-- DATASET CONTENT --

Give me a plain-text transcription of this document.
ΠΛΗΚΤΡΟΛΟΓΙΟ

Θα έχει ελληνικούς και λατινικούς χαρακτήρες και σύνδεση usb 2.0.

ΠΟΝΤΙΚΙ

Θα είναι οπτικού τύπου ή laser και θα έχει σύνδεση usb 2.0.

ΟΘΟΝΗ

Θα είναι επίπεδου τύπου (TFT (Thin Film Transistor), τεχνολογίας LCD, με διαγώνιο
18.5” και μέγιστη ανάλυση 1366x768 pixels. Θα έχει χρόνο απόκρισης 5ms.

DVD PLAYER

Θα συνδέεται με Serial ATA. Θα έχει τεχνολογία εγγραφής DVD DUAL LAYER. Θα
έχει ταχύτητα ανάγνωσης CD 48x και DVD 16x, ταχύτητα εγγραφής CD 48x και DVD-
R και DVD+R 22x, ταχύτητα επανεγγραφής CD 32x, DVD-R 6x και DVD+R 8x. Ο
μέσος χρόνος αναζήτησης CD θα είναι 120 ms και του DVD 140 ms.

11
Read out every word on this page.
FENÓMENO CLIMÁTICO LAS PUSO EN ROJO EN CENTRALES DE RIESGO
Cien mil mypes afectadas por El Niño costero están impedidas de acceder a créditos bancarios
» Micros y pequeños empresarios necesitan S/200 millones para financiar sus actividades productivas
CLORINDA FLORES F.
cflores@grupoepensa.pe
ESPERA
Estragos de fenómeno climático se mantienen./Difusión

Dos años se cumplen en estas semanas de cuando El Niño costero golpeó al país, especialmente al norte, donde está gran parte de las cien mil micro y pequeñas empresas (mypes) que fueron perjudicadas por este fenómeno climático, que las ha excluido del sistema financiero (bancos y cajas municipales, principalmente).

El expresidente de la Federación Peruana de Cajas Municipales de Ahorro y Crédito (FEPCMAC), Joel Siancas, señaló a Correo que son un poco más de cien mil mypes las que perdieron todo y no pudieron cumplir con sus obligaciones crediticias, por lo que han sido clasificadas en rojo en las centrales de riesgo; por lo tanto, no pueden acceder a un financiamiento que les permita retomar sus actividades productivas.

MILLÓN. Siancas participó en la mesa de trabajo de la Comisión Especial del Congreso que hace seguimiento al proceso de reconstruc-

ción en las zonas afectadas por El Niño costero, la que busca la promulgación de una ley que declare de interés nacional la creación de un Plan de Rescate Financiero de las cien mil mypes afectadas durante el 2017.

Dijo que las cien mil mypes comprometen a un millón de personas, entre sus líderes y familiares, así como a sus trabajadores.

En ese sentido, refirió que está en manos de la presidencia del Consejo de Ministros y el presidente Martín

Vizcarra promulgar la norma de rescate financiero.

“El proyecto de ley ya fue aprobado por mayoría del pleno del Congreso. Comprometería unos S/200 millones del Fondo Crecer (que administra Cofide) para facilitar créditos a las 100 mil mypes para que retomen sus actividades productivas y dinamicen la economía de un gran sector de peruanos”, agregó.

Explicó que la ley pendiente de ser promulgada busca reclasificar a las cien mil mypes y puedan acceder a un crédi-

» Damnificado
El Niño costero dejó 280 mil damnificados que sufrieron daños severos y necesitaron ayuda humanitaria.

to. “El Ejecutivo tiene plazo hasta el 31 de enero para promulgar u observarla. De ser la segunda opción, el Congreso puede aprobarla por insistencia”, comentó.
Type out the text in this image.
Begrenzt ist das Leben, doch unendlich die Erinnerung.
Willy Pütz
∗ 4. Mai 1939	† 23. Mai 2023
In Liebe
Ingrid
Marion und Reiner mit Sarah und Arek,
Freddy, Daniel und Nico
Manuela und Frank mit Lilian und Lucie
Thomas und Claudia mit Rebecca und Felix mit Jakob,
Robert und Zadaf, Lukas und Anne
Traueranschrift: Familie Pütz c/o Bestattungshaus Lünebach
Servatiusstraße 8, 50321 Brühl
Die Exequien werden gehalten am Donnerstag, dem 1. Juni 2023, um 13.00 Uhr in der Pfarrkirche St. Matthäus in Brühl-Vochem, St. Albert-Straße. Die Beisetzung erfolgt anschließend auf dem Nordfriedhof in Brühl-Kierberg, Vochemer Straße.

-- TASK --
Write out again, exactly, the lines from the one holding "Type out the text in this image." through the end of the listing, with both ends included.

-- WRITTEN ANSWER --
Type out the text in this image.
Begrenzt ist das Leben, doch unendlich die Erinnerung.
Willy Pütz
∗ 4. Mai 1939	† 23. Mai 2023
In Liebe
Ingrid
Marion und Reiner mit Sarah und Arek,
Freddy, Daniel und Nico
Manuela und Frank mit Lilian und Lucie
Thomas und Claudia mit Rebecca und Felix mit Jakob,
Robert und Zadaf, Lukas und Anne
Traueranschrift: Familie Pütz c/o Bestattungshaus Lünebach
Servatiusstraße 8, 50321 Brühl
Die Exequien werden gehalten am Donnerstag, dem 1. Juni 2023, um 13.00 Uhr in der Pfarrkirche St. Matthäus in Brühl-Vochem, St. Albert-Straße. Die Beisetzung erfolgt anschließend auf dem Nordfriedhof in Brühl-Kierberg, Vochemer Straße.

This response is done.